**Records supplied:**
□ □ □ □ □ □ □

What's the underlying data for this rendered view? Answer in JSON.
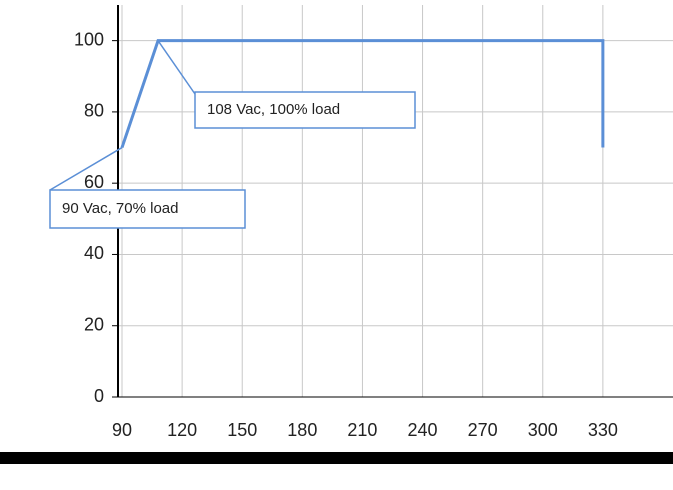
{
  "chart_data": {
    "type": "line",
    "x": [
      90,
      108,
      330,
      330
    ],
    "series": [
      {
        "color": "#5b8fd6",
        "values": [
          70,
          100,
          100,
          70
        ]
      }
    ],
    "xlim": [
      88,
      365
    ],
    "ylim": [
      0,
      110
    ],
    "xticks": [
      90,
      120,
      150,
      180,
      210,
      240,
      270,
      300,
      330
    ],
    "yticks": [
      0,
      20,
      40,
      60,
      80,
      100
    ],
    "grid": true,
    "annotations": [
      {
        "text": "108 Vac, 100% load",
        "x": 108,
        "y": 100
      },
      {
        "text": "90 Vac, 70% load",
        "x": 90,
        "y": 70
      }
    ]
  }
}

□ □ □ □ □ □ □

**Instruction:** Reproduce every entry word for word, but skip any pictures.

**Result of the exercise:**
What's the underlying data for this rendered view? Answer in JSON.
{
  "chart_data": {
    "type": "line",
    "x": [
      90,
      108,
      330,
      330
    ],
    "series": [
      {
        "color": "#5b8fd6",
        "values": [
          70,
          100,
          100,
          70
        ]
      }
    ],
    "xlim": [
      88,
      365
    ],
    "ylim": [
      0,
      110
    ],
    "xticks": [
      90,
      120,
      150,
      180,
      210,
      240,
      270,
      300,
      330
    ],
    "yticks": [
      0,
      20,
      40,
      60,
      80,
      100
    ],
    "grid": true,
    "annotations": [
      {
        "text": "108 Vac, 100% load",
        "x": 108,
        "y": 100
      },
      {
        "text": "90 Vac, 70% load",
        "x": 90,
        "y": 70
      }
    ]
  }
}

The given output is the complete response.